_SET EXERCISE_
The data below should be restated word for word, with every picture omitted.

_PROVIDED INFORMATION_

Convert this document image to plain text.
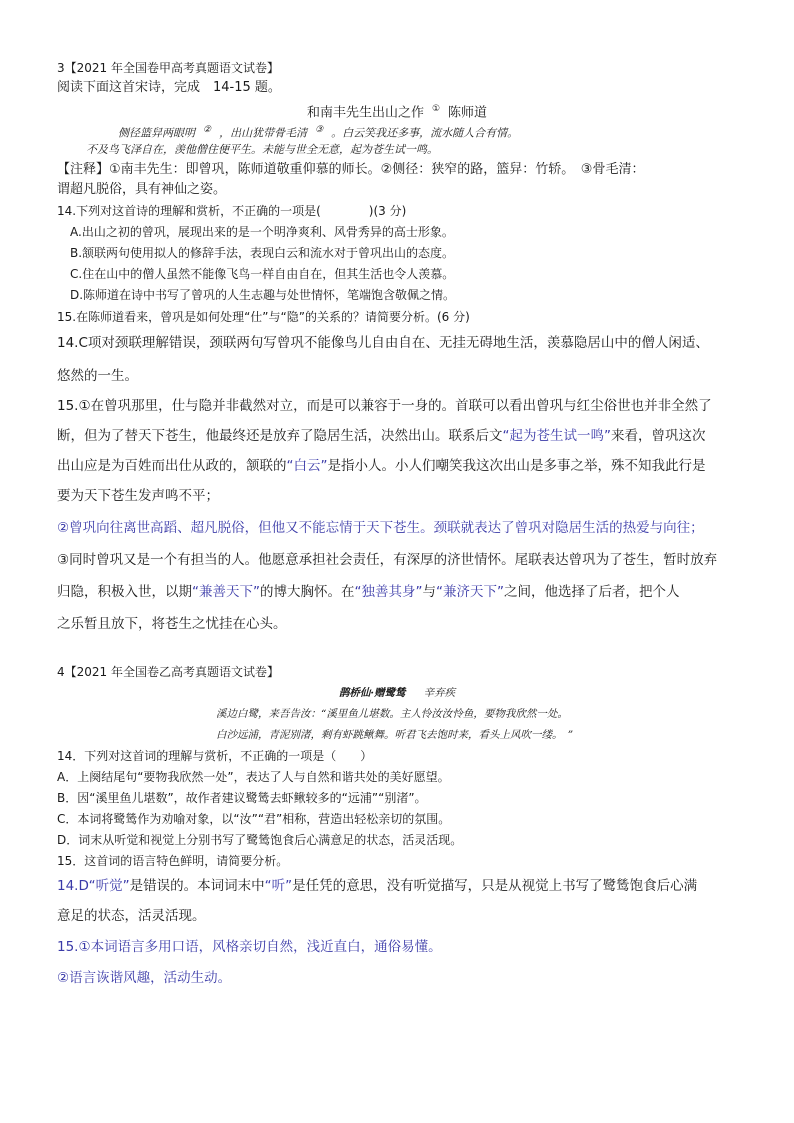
3【2021 年全国卷甲高考真题语文试卷】
阅读下面这首宋诗，完成　14-15 题。
和南丰先生出山之作 ① 陈师道
侧径篮舁两眼明 ② ，出山犹带骨毛清 ③ 。白云笑我还多事，流水随人合有情。
不及鸟飞泽自在，羡他僧住便平生。未能与世全无意，起为苍生试一鸣。
【注释】①南丰先生：即曾巩，陈师道敬重仰慕的师长。②侧径：狭窄的路，篮舁：竹轿。　③骨毛清：
谓超凡脱俗，具有神仙之姿。
14.下列对这首诗的理解和赏析，不正确的一项是(　　　　)(3 分)
A.出山之初的曾巩，展现出来的是一个明净爽利、风骨秀异的高士形象。
B.颔联两句使用拟人的修辞手法，表现白云和流水对于曾巩出山的态度。
C.住在山中的僧人虽然不能像飞鸟一样自由自在，但其生活也令人羡慕。
D.陈师道在诗中书写了曾巩的人生志趣与处世情怀，笔端饱含敬佩之情。
15.在陈师道看来，曾巩是如何处理“仕”与“隐”的关系的？请简要分析。(6 分)
14.C项对颈联理解错误，颈联两句写曾巩不能像鸟儿自由自在、无挂无碍地生活，羡慕隐居山中的僧人闲适、
悠然的一生。
15.①在曾巩那里，仕与隐并非截然对立，而是可以兼容于一身的。首联可以看出曾巩与红尘俗世也并非全然了
断，但为了替天下苍生，他最终还是放弃了隐居生活，决然出山。联系后文“起为苍生试一鸣”来看，曾巩这次
出山应是为百姓而出仕从政的，颔联的“白云”是指小人。小人们嘲笑我这次出山是多事之举，殊不知我此行是
要为天下苍生发声鸣不平；
②曾巩向往离世高蹈、超凡脱俗，但他又不能忘情于天下苍生。颈联就表达了曾巩对隐居生活的热爱与向往；
③同时曾巩又是一个有担当的人。他愿意承担社会责任，有深厚的济世情怀。尾联表达曾巩为了苍生，暂时放弃
归隐，积极入世，以期“兼善天下”的博大胸怀。在“独善其身”与“兼济天下”之间，他选择了后者，把个人
之乐暂且放下，将苍生之忧挂在心头。
4【2021 年全国卷乙高考真题语文试卷】
鹊桥仙·赠鹭鸶 辛弃疾
溪边白鹭，来吾告汝：“溪里鱼儿堪数。主人怜汝汝怜鱼，要物我欣然一处。
白沙远浦，青泥别渚，剩有虾跳鳅舞。听君飞去饱时来，看头上风吹一缕。　”
14．下列对这首词的理解与赏析，不正确的一项是（　　）
A．上阕结尾句“要物我欣然一处”，表达了人与自然和谐共处的美好愿望。
B．因“溪里鱼儿堪数”，故作者建议鹭鸶去虾鳅较多的“远浦”“别渚”。
C．本词将鹭鸶作为劝喻对象，以“汝”“君”相称，营造出轻松亲切的氛围。
D．词末从听觉和视觉上分别书写了鹭鸶饱食后心满意足的状态，活灵活现。
15．这首词的语言特色鲜明，请简要分析。
14.D“听觉”是错误的。本词词末中“听”是任凭的意思，没有听觉描写，只是从视觉上书写了鹭鸶饱食后心满
意足的状态，活灵活现。
15.①本词语言多用口语，风格亲切自然，浅近直白，通俗易懂。
②语言诙谐风趣，活动生动。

_ANSWER BELOW_
Convert this document image to plain text.
3【2021 年全国卷甲高考真题语文试卷】
阅读下面这首宋诗，完成　14-15 题。
和南丰先生出山之作 ① 陈师道
侧径篮舁两眼明 ② ，出山犹带骨毛清 ③ 。白云笑我还多事，流水随人合有情。
不及鸟飞泽自在，羡他僧住便平生。未能与世全无意，起为苍生试一鸣。
【注释】①南丰先生：即曾巩，陈师道敬重仰慕的师长。②侧径：狭窄的路，篮舁：竹轿。　③骨毛清：
谓超凡脱俗，具有神仙之姿。
14.下列对这首诗的理解和赏析，不正确的一项是(　　　　)(3 分)
A.出山之初的曾巩，展现出来的是一个明净爽利、风骨秀异的高士形象。
B.颔联两句使用拟人的修辞手法，表现白云和流水对于曾巩出山的态度。
C.住在山中的僧人虽然不能像飞鸟一样自由自在，但其生活也令人羡慕。
D.陈师道在诗中书写了曾巩的人生志趣与处世情怀，笔端饱含敬佩之情。
15.在陈师道看来，曾巩是如何处理“仕”与“隐”的关系的？请简要分析。(6 分)
14.C项对颈联理解错误，颈联两句写曾巩不能像鸟儿自由自在、无挂无碍地生活，羡慕隐居山中的僧人闲适、
悠然的一生。
15.①在曾巩那里，仕与隐并非截然对立，而是可以兼容于一身的。首联可以看出曾巩与红尘俗世也并非全然了
断，但为了替天下苍生，他最终还是放弃了隐居生活，决然出山。联系后文“起为苍生试一鸣”来看，曾巩这次
出山应是为百姓而出仕从政的，颔联的“白云”是指小人。小人们嘲笑我这次出山是多事之举，殊不知我此行是
要为天下苍生发声鸣不平；
②曾巩向往离世高蹈、超凡脱俗，但他又不能忘情于天下苍生。颈联就表达了曾巩对隐居生活的热爱与向往；
③同时曾巩又是一个有担当的人。他愿意承担社会责任，有深厚的济世情怀。尾联表达曾巩为了苍生，暂时放弃
归隐，积极入世，以期“兼善天下”的博大胸怀。在“独善其身”与“兼济天下”之间，他选择了后者，把个人
之乐暂且放下，将苍生之忧挂在心头。
4【2021 年全国卷乙高考真题语文试卷】
鹊桥仙·赠鹭鸶 辛弃疾
溪边白鹭，来吾告汝：“溪里鱼儿堪数。主人怜汝汝怜鱼，要物我欣然一处。
白沙远浦，青泥别渚，剩有虾跳鳅舞。听君飞去饱时来，看头上风吹一缕。　”
14．下列对这首词的理解与赏析，不正确的一项是（　　）
A．上阕结尾句“要物我欣然一处”，表达了人与自然和谐共处的美好愿望。
B．因“溪里鱼儿堪数”，故作者建议鹭鸶去虾鳅较多的“远浦”“别渚”。
C．本词将鹭鸶作为劝喻对象，以“汝”“君”相称，营造出轻松亲切的氛围。
D．词末从听觉和视觉上分别书写了鹭鸶饱食后心满意足的状态，活灵活现。
15．这首词的语言特色鲜明，请简要分析。
14.D“听觉”是错误的。本词词末中“听”是任凭的意思，没有听觉描写，只是从视觉上书写了鹭鸶饱食后心满
意足的状态，活灵活现。
15.①本词语言多用口语，风格亲切自然，浅近直白，通俗易懂。
②语言诙谐风趣，活动生动。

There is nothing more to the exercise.